- **TASK**: Go through the listing below and gather every line with the word "resident".

- **RECORDED INFORMATION**:
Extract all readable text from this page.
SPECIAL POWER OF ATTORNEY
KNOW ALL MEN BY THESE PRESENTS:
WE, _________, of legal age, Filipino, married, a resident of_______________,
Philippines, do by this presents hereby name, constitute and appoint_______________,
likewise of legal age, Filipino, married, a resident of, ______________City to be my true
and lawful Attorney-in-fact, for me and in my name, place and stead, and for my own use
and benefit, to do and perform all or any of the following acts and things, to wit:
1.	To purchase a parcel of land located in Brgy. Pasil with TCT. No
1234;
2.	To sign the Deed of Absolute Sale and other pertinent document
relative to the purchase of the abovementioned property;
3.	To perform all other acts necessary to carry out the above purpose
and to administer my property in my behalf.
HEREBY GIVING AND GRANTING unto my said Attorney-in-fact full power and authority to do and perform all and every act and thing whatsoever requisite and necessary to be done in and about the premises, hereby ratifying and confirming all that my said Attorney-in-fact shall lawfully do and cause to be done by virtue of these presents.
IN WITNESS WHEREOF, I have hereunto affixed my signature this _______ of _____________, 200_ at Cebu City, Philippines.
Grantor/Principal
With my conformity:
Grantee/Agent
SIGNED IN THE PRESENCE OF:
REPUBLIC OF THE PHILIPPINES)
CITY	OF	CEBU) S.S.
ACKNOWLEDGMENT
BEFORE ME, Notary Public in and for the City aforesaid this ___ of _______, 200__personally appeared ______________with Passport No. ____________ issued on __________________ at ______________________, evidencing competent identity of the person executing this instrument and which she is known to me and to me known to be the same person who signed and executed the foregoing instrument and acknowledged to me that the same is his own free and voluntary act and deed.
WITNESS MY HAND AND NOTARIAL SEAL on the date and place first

- **CORRECT RESPONSE**:
WE, _________, of legal age, Filipino, married, a resident of_______________,
likewise of legal age, Filipino, married, a resident of, ______________City to be my true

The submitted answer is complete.